— Start of MATERIAL FOR THIS TASK —
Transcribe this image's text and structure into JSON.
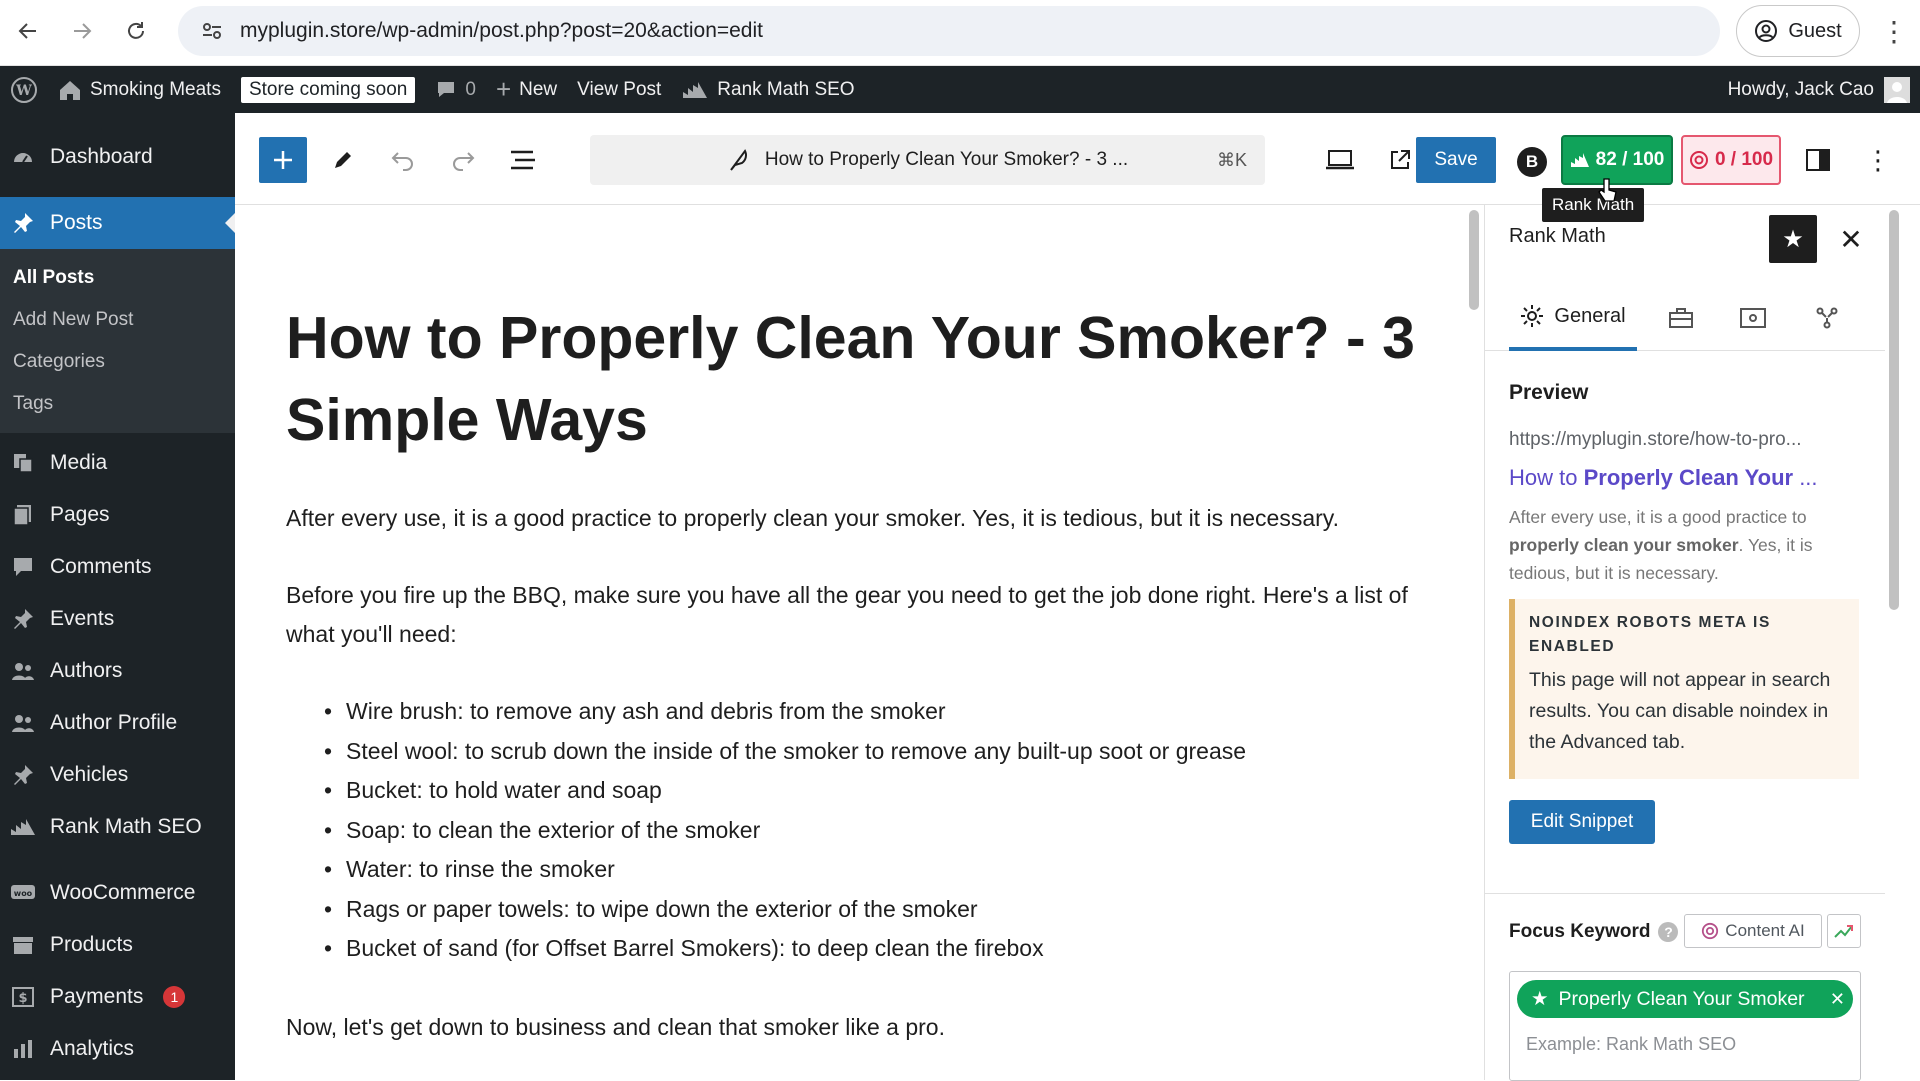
{
  "browser": {
    "url": "myplugin.store/wp-admin/post.php?post=20&action=edit",
    "profile_label": "Guest"
  },
  "adminbar": {
    "site_name": "Smoking Meats",
    "store_badge": "Store coming soon",
    "comments_count": "0",
    "new_label": "New",
    "view_post_label": "View Post",
    "seo_label": "Rank Math SEO",
    "howdy": "Howdy, Jack Cao"
  },
  "sidebar": {
    "items": [
      {
        "label": "Dashboard",
        "icon": "dashboard-icon"
      },
      {
        "label": "Posts",
        "icon": "pin-icon",
        "active": true
      },
      {
        "label": "Media",
        "icon": "media-icon"
      },
      {
        "label": "Pages",
        "icon": "pages-icon"
      },
      {
        "label": "Comments",
        "icon": "comment-icon"
      },
      {
        "label": "Events",
        "icon": "pin-icon"
      },
      {
        "label": "Authors",
        "icon": "users-icon"
      },
      {
        "label": "Author Profile",
        "icon": "users-icon"
      },
      {
        "label": "Vehicles",
        "icon": "pin-icon"
      },
      {
        "label": "Rank Math SEO",
        "icon": "chart-icon"
      },
      {
        "label": "WooCommerce",
        "icon": "woo-icon"
      },
      {
        "label": "Products",
        "icon": "box-icon"
      },
      {
        "label": "Payments",
        "icon": "dollar-icon",
        "badge": "1"
      },
      {
        "label": "Analytics",
        "icon": "bars-icon"
      }
    ],
    "posts_sub": [
      "All Posts",
      "Add New Post",
      "Categories",
      "Tags"
    ]
  },
  "toolbar": {
    "doc_title": "How to Properly Clean Your Smoker? - 3 ...",
    "shortcut": "⌘K",
    "save_label": "Save",
    "b_letter": "B",
    "seo_score": "82 / 100",
    "content_score": "0 / 100",
    "tooltip": "Rank Math"
  },
  "post": {
    "title": "How to Properly Clean Your Smoker? - 3 Simple Ways",
    "p1": "After every use, it is a good practice to properly clean your smoker. Yes, it is tedious, but it is necessary.",
    "p2": "Before you fire up the BBQ, make sure you have all the gear you need to get the job done right. Here's a list of what you'll need:",
    "list": [
      "Wire brush: to remove any ash and debris from the smoker",
      "Steel wool: to scrub down the inside of the smoker to remove any built-up soot or grease",
      "Bucket: to hold water and soap",
      "Soap: to clean the exterior of the smoker",
      "Water: to rinse the smoker",
      "Rags or paper towels: to wipe down the exterior of the smoker",
      "Bucket of sand (for Offset Barrel Smokers): to deep clean the firebox"
    ],
    "p3": "Now, let's get down to business and clean that smoker like a pro."
  },
  "panel": {
    "title": "Rank Math",
    "tab_general": "General",
    "preview_heading": "Preview",
    "preview_url": "https://myplugin.store/how-to-pro...",
    "preview_title_plain": "How to ",
    "preview_title_bold": "Properly Clean Your",
    "preview_title_tail": " ...",
    "preview_desc_1": "After every use, it is a good practice to ",
    "preview_desc_bold": "properly clean your smoker",
    "preview_desc_2": ". Yes, it is tedious, but it is necessary.",
    "notice_title": "NOINDEX ROBOTS META IS ENABLED",
    "notice_body": "This page will not appear in search results. You can disable noindex in the Advanced tab.",
    "edit_snippet": "Edit Snippet",
    "focus_keyword": "Focus Keyword",
    "content_ai": "Content AI",
    "keyword": "Properly Clean Your Smoker",
    "keyword_placeholder": "Example: Rank Math SEO"
  },
  "colors": {
    "wp_blue": "#2271b1",
    "admin_dark": "#1d2327",
    "score_green": "#10a35a",
    "score_pink": "#d72a4b"
  }
}
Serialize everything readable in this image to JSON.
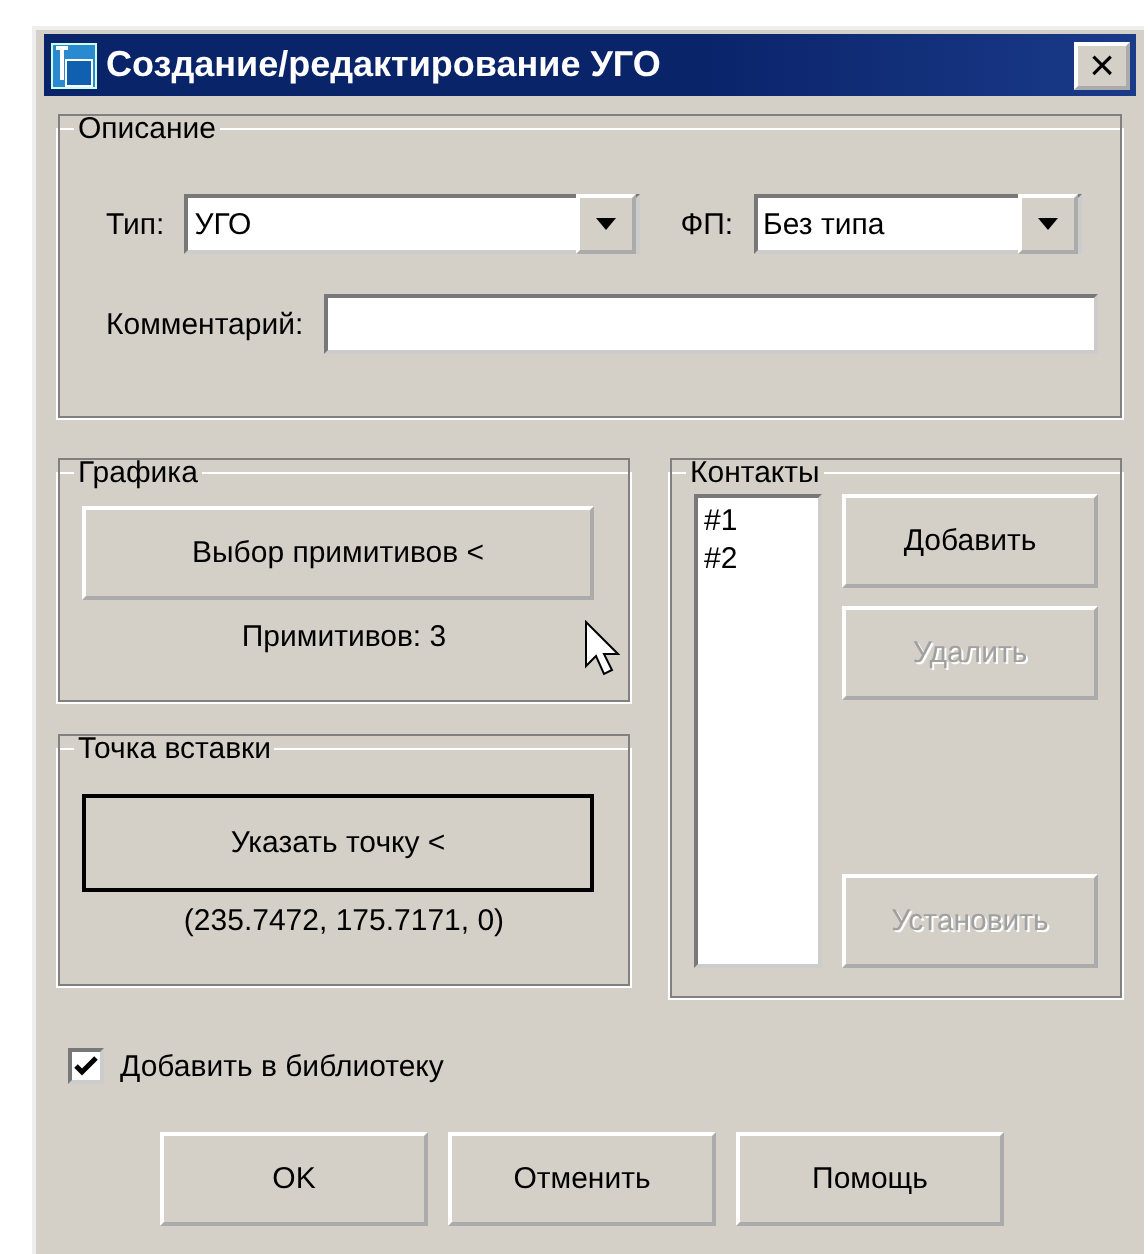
{
  "window": {
    "title": "Создание/редактирование УГО",
    "close": "×"
  },
  "description": {
    "title": "Описание",
    "type_label": "Тип:",
    "type_value": "УГО",
    "fp_label": "ФП:",
    "fp_value": "Без типа",
    "comment_label": "Комментарий:"
  },
  "graphics": {
    "title": "Графика",
    "button": {
      "label": "Выбор примитивов <",
      "disabled": false,
      "default": false
    },
    "count": "Примитивов: 3"
  },
  "insert_point": {
    "title": "Точка вставки",
    "button": {
      "label": "Указать точку <",
      "disabled": false,
      "default": true
    },
    "coords": "(235.7472, 175.7171, 0)"
  },
  "contacts": {
    "title": "Контакты",
    "items": [
      {
        "label": "#1",
        "selected": false
      },
      {
        "label": "#2",
        "selected": false
      }
    ],
    "buttons": [
      {
        "label": "Добавить",
        "disabled": false
      },
      {
        "label": "Удалить",
        "disabled": true
      },
      {
        "label": "Установить",
        "disabled": true
      }
    ]
  },
  "add_to_library": {
    "label": "Добавить в библиотеку",
    "checked": true
  },
  "buttons": [
    {
      "label": "OK",
      "disabled": false
    },
    {
      "label": "Отменить",
      "disabled": false
    },
    {
      "label": "Помощь",
      "disabled": false
    }
  ]
}
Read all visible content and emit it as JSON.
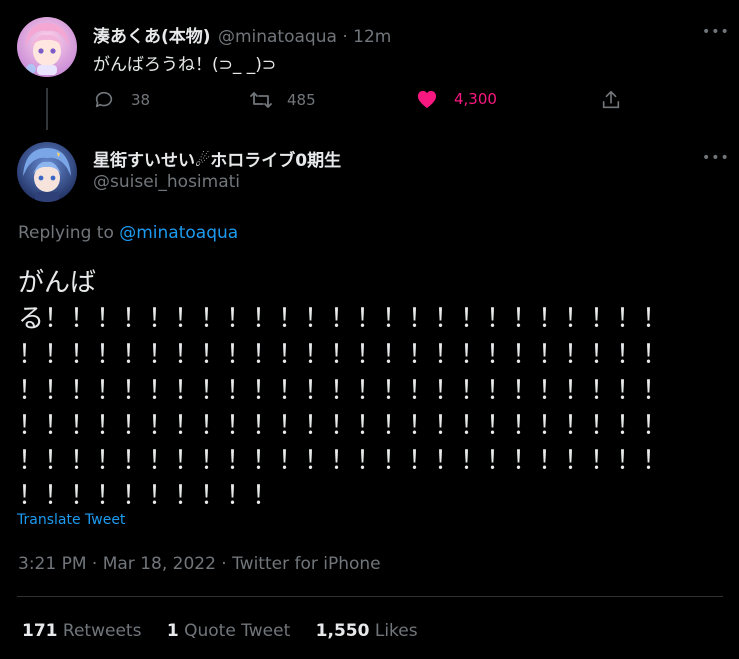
— End of MATERIAL FOR THIS TASK —
**WORK TO COMPLETE**
Copy each line containing the word "remove" from the data.

**SOLVED PROBLEM**
      "Wire brush: to remove any ash and debris from the smoker",
      "Steel wool: to scrub down the inside of the smoker to remove any built-up soot or grease",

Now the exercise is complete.